Reproduce the listing below in full and without alteration, apart from its pictures.
START Records shown
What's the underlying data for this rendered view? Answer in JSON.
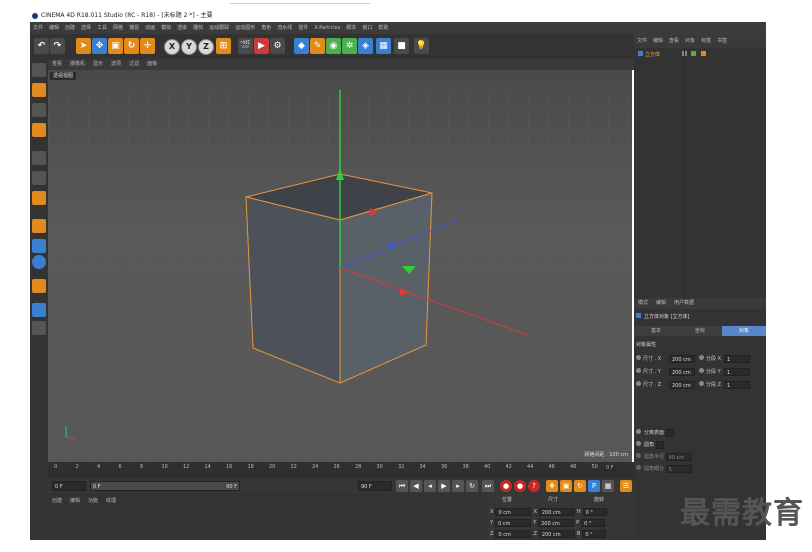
{
  "window": {
    "title": "CINEMA 4D R18.011 Studio (RC - R18) - [未标题 2 *] - 主要"
  },
  "menubar": [
    "文件",
    "编辑",
    "创建",
    "选择",
    "工具",
    "网格",
    "捕捉",
    "动画",
    "模拟",
    "渲染",
    "雕刻",
    "运动跟踪",
    "运动图形",
    "角色",
    "流水线",
    "插件",
    "X-Particles",
    "脚本",
    "窗口",
    "帮助"
  ],
  "toolbar": {
    "icons": [
      "undo-icon",
      "redo-icon",
      "select-arrow-icon",
      "move-icon",
      "scale-icon",
      "rotate-icon",
      "last-tool-icon",
      "x-axis-icon",
      "y-axis-icon",
      "z-axis-icon",
      "coordinate-system-icon",
      "render-region-icon",
      "render-view-icon",
      "render-settings-icon",
      "cube-icon",
      "pen-icon",
      "subdivision-icon",
      "array-icon",
      "deformer-icon",
      "floor-icon",
      "camera-icon",
      "light-icon"
    ],
    "axis_labels": [
      "X",
      "Y",
      "Z"
    ]
  },
  "viewport": {
    "menu": [
      "查看",
      "摄像机",
      "显示",
      "选项",
      "过滤",
      "面板"
    ],
    "label": "透视视图",
    "grid_info": "网格间距 : 100 cm"
  },
  "timeline": {
    "ticks": [
      "0",
      "2",
      "4",
      "6",
      "8",
      "10",
      "12",
      "14",
      "16",
      "18",
      "20",
      "22",
      "24",
      "26",
      "28",
      "30",
      "32",
      "34",
      "36",
      "38",
      "40",
      "42",
      "44",
      "46",
      "48",
      "50"
    ],
    "end_label": "0 F",
    "start_frame": "0 F",
    "current_frame": "0 F",
    "range_end": "90 F",
    "max_frame": "90 F"
  },
  "materials_panel": {
    "tabs": [
      "创建",
      "编辑",
      "功能",
      "纹理"
    ]
  },
  "coords_panel": {
    "headers": [
      "位置",
      "尺寸",
      "旋转"
    ],
    "rows": [
      {
        "axis": "X",
        "pos": "0 cm",
        "size": "200 cm",
        "rot_axis": "H",
        "rot": "0 °"
      },
      {
        "axis": "Y",
        "pos": "0 cm",
        "size": "200 cm",
        "rot_axis": "P",
        "rot": "0 °"
      },
      {
        "axis": "Z",
        "pos": "0 cm",
        "size": "200 cm",
        "rot_axis": "B",
        "rot": "0 °"
      }
    ]
  },
  "object_manager": {
    "menu": [
      "文件",
      "编辑",
      "查看",
      "对象",
      "标签",
      "书签"
    ],
    "object_name": "立方体"
  },
  "attributes": {
    "menu": [
      "模式",
      "编辑",
      "用户数据"
    ],
    "title": "立方体对象 [立方体]",
    "tabs": [
      "基本",
      "坐标",
      "对象"
    ],
    "active_tab": "对象",
    "section": "对象属性",
    "size_rows": [
      {
        "label": "尺寸 . X",
        "value": "200 cm",
        "seg_label": "分段 X",
        "seg": "1"
      },
      {
        "label": "尺寸 . Y",
        "value": "200 cm",
        "seg_label": "分段 Y",
        "seg": "1"
      },
      {
        "label": "尺寸 . Z",
        "value": "200 cm",
        "seg_label": "分段 Z",
        "seg": "1"
      }
    ],
    "separate_surfaces": "分离表面",
    "fillet": "圆角",
    "fillet_radius_label": "圆角半径",
    "fillet_radius": "40 cm",
    "fillet_subdiv_label": "圆角细分",
    "fillet_subdiv": "5"
  },
  "watermark": "最需教育",
  "colors": {
    "accent": "#e28a1c",
    "active_tab": "#5b86c9",
    "viewport": "#555555"
  }
}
END Records shown
• **Correct result**:
What's the underlying data for this rendered view? Answer in JSON.
{
  "window": {
    "title": "CINEMA 4D R18.011 Studio (RC - R18) - [未标题 2 *] - 主要"
  },
  "menubar": [
    "文件",
    "编辑",
    "创建",
    "选择",
    "工具",
    "网格",
    "捕捉",
    "动画",
    "模拟",
    "渲染",
    "雕刻",
    "运动跟踪",
    "运动图形",
    "角色",
    "流水线",
    "插件",
    "X-Particles",
    "脚本",
    "窗口",
    "帮助"
  ],
  "toolbar": {
    "icons": [
      "undo-icon",
      "redo-icon",
      "select-arrow-icon",
      "move-icon",
      "scale-icon",
      "rotate-icon",
      "last-tool-icon",
      "x-axis-icon",
      "y-axis-icon",
      "z-axis-icon",
      "coordinate-system-icon",
      "render-region-icon",
      "render-view-icon",
      "render-settings-icon",
      "cube-icon",
      "pen-icon",
      "subdivision-icon",
      "array-icon",
      "deformer-icon",
      "floor-icon",
      "camera-icon",
      "light-icon"
    ],
    "axis_labels": [
      "X",
      "Y",
      "Z"
    ]
  },
  "viewport": {
    "menu": [
      "查看",
      "摄像机",
      "显示",
      "选项",
      "过滤",
      "面板"
    ],
    "label": "透视视图",
    "grid_info": "网格间距 : 100 cm"
  },
  "timeline": {
    "ticks": [
      "0",
      "2",
      "4",
      "6",
      "8",
      "10",
      "12",
      "14",
      "16",
      "18",
      "20",
      "22",
      "24",
      "26",
      "28",
      "30",
      "32",
      "34",
      "36",
      "38",
      "40",
      "42",
      "44",
      "46",
      "48",
      "50"
    ],
    "end_label": "0 F",
    "start_frame": "0 F",
    "current_frame": "0 F",
    "range_end": "90 F",
    "max_frame": "90 F"
  },
  "materials_panel": {
    "tabs": [
      "创建",
      "编辑",
      "功能",
      "纹理"
    ]
  },
  "coords_panel": {
    "headers": [
      "位置",
      "尺寸",
      "旋转"
    ],
    "rows": [
      {
        "axis": "X",
        "pos": "0 cm",
        "size": "200 cm",
        "rot_axis": "H",
        "rot": "0 °"
      },
      {
        "axis": "Y",
        "pos": "0 cm",
        "size": "200 cm",
        "rot_axis": "P",
        "rot": "0 °"
      },
      {
        "axis": "Z",
        "pos": "0 cm",
        "size": "200 cm",
        "rot_axis": "B",
        "rot": "0 °"
      }
    ]
  },
  "object_manager": {
    "menu": [
      "文件",
      "编辑",
      "查看",
      "对象",
      "标签",
      "书签"
    ],
    "object_name": "立方体"
  },
  "attributes": {
    "menu": [
      "模式",
      "编辑",
      "用户数据"
    ],
    "title": "立方体对象 [立方体]",
    "tabs": [
      "基本",
      "坐标",
      "对象"
    ],
    "active_tab": "对象",
    "section": "对象属性",
    "size_rows": [
      {
        "label": "尺寸 . X",
        "value": "200 cm",
        "seg_label": "分段 X",
        "seg": "1"
      },
      {
        "label": "尺寸 . Y",
        "value": "200 cm",
        "seg_label": "分段 Y",
        "seg": "1"
      },
      {
        "label": "尺寸 . Z",
        "value": "200 cm",
        "seg_label": "分段 Z",
        "seg": "1"
      }
    ],
    "separate_surfaces": "分离表面",
    "fillet": "圆角",
    "fillet_radius_label": "圆角半径",
    "fillet_radius": "40 cm",
    "fillet_subdiv_label": "圆角细分",
    "fillet_subdiv": "5"
  },
  "watermark": "最需教育",
  "colors": {
    "accent": "#e28a1c",
    "active_tab": "#5b86c9",
    "viewport": "#555555"
  }
}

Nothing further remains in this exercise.